## Prompt:
Check each line of the records below for the string "icon", then state how many lines contain it, with no other output.
....
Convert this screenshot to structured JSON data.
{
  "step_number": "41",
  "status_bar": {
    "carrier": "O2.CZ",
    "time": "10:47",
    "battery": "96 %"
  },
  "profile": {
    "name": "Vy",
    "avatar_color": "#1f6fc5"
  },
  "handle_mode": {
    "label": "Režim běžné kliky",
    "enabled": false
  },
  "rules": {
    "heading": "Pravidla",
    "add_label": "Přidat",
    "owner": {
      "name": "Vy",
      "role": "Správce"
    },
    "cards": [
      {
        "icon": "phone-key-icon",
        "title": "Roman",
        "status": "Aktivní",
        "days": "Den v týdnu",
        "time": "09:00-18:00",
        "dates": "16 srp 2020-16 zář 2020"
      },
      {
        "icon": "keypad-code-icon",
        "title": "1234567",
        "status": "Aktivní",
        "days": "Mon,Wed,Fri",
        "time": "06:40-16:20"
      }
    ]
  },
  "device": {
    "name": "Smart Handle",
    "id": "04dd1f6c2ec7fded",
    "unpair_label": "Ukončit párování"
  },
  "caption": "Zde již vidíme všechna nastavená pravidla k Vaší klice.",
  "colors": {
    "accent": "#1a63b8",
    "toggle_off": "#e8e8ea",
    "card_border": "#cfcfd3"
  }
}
....
## Written solution:
2